OBJECTIVE ▸ Within the records that follow, find every line containing the string "Steg". Copy those lines.

GIVEN DATA ▸
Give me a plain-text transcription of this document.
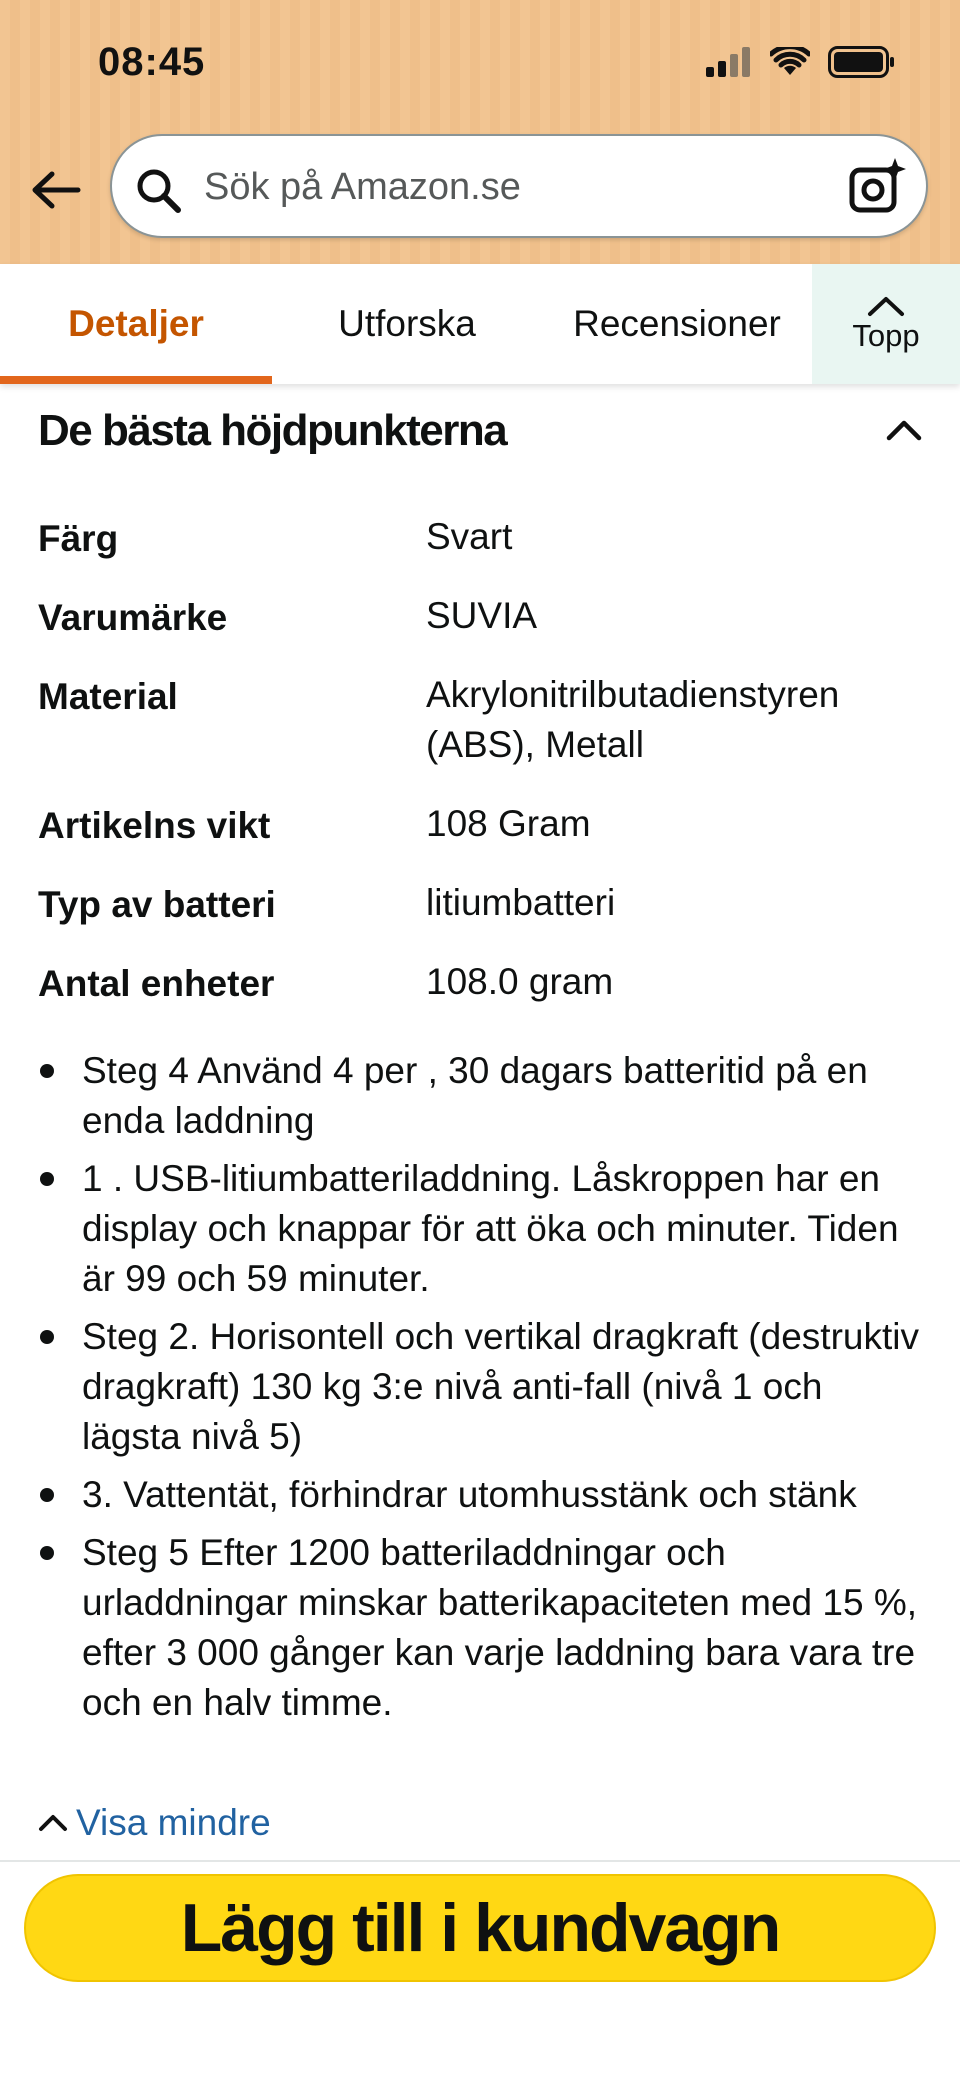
08:45
Sök på Amazon.se
Detaljer	Utforska	Recensioner Topp
De bästa höjdpunkterna
Färg	Svart
Varumärke	SUVIA
Material	Akrylonitrilbutadienstyren (ABS), Metall
Artikelns vikt	108 Gram
Typ av batteri	litiumbatteri
Antal enheter	108.0 gram
Steg 4 Använd 4 per , 30 dagars batteritid på en enda laddning
1 . USB-litiumbatteriladdning. Låskroppen har en display och knappar för att öka och minuter. Tiden är 99 och 59 minuter.
Steg 2. Horisontell och vertikal dragkraft (destruktiv dragkraft) 130 kg 3:e nivå anti-fall (nivå 1 och lägsta nivå 5)
3. Vattentät, förhindrar utomhusstänk och stänk
Steg 5 Efter 1200 batteriladdningar och urladdningar minskar batterikapaciteten med 15 %, efter 3 000 gånger kan varje laddning bara vara tre och en halv timme.
Visa mindre
Lägg till i kundvagn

FINAL ANSWER ▸
Steg 4 Använd 4 per , 30 dagars batteritid på en enda laddning
Steg 2. Horisontell och vertikal dragkraft (destruktiv dragkraft) 130 kg 3:e nivå anti-fall (nivå 1 och lägsta nivå 5)
Steg 5 Efter 1200 batteriladdningar och urladdningar minskar batterikapaciteten med 15 %, efter 3 000 gånger kan varje laddning bara vara tre och en halv timme.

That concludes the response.